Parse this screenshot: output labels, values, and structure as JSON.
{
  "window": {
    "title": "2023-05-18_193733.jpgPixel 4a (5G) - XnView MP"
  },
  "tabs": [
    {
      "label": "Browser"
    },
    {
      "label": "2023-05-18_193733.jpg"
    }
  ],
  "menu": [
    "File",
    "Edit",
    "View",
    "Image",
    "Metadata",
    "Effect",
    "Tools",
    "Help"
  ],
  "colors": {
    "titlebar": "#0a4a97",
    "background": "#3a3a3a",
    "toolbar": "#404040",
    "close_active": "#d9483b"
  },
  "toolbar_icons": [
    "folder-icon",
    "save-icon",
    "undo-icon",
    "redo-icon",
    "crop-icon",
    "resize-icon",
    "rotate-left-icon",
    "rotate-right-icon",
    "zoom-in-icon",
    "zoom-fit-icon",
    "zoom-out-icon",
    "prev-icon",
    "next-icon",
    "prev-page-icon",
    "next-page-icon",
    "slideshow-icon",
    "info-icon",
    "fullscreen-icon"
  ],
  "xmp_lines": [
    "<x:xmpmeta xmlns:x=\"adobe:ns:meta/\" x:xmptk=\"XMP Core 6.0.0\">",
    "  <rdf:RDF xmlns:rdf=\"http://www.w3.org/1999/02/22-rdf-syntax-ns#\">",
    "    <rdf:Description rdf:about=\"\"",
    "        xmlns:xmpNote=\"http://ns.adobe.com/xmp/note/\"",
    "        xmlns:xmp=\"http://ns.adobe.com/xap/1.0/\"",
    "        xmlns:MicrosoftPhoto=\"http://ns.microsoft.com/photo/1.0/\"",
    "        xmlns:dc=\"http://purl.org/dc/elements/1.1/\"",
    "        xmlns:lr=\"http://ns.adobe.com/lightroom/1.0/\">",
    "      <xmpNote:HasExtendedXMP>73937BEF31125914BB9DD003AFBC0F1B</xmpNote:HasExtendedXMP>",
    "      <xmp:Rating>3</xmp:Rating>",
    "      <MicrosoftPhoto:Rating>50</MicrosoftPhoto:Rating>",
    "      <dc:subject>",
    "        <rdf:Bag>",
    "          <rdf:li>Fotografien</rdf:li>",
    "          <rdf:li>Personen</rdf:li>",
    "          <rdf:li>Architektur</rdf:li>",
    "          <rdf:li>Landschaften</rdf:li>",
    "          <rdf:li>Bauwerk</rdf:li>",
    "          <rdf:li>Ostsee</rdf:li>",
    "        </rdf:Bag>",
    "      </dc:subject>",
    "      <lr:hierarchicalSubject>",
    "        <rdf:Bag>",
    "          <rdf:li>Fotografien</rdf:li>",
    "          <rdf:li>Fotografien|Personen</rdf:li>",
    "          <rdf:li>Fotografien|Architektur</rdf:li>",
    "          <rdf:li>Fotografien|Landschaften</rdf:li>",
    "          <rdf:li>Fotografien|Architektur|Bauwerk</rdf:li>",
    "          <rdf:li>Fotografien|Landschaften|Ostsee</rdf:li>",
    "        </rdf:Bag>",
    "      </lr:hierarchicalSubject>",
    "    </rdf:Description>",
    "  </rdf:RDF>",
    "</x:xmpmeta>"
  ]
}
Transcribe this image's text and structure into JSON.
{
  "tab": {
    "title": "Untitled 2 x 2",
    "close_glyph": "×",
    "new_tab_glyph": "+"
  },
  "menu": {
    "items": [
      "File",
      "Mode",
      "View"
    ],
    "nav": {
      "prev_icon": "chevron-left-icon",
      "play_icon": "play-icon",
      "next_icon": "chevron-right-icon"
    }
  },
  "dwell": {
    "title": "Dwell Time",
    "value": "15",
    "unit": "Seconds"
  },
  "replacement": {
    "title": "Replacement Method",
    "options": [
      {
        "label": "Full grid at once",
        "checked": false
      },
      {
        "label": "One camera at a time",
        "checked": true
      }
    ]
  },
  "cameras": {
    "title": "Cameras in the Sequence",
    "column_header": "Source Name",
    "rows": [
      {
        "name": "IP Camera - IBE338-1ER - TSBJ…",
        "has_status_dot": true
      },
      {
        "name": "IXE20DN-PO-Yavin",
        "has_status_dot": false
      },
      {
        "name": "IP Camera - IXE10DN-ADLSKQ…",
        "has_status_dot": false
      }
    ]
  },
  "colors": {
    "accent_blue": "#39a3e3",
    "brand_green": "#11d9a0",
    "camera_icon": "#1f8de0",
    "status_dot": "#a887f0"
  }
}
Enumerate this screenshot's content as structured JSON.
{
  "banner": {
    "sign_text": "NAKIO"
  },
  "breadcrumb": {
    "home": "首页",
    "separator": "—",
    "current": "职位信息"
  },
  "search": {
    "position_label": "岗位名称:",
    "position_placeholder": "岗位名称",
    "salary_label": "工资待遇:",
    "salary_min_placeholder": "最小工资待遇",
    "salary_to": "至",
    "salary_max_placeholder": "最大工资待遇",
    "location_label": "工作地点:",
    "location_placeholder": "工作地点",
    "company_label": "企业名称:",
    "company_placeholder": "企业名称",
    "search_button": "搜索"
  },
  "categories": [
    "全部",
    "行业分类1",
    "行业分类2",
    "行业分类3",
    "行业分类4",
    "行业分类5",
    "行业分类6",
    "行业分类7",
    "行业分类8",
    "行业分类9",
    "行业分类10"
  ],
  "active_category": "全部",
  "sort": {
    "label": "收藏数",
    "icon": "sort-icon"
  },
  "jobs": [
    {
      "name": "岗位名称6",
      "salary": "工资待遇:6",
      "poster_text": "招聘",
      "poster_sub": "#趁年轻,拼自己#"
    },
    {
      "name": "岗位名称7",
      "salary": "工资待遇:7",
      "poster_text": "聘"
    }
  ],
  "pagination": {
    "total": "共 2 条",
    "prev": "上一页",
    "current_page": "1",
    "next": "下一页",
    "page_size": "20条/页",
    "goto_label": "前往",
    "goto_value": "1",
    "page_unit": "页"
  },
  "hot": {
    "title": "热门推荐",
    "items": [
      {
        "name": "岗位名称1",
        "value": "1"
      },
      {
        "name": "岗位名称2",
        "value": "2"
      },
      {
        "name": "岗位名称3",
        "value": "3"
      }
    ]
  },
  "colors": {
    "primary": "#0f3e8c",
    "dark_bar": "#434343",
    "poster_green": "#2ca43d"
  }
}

Direction => Select every line in the material above where the string "xmpNote" occurs, and copy it.

Written solution =>
    "        xmlns:xmpNote=\"http://ns.adobe.com/xmp/note/\"",
    "      <xmpNote:HasExtendedXMP>73937BEF31125914BB9DD003AFBC0F1B</xmpNote:HasExtendedXMP>",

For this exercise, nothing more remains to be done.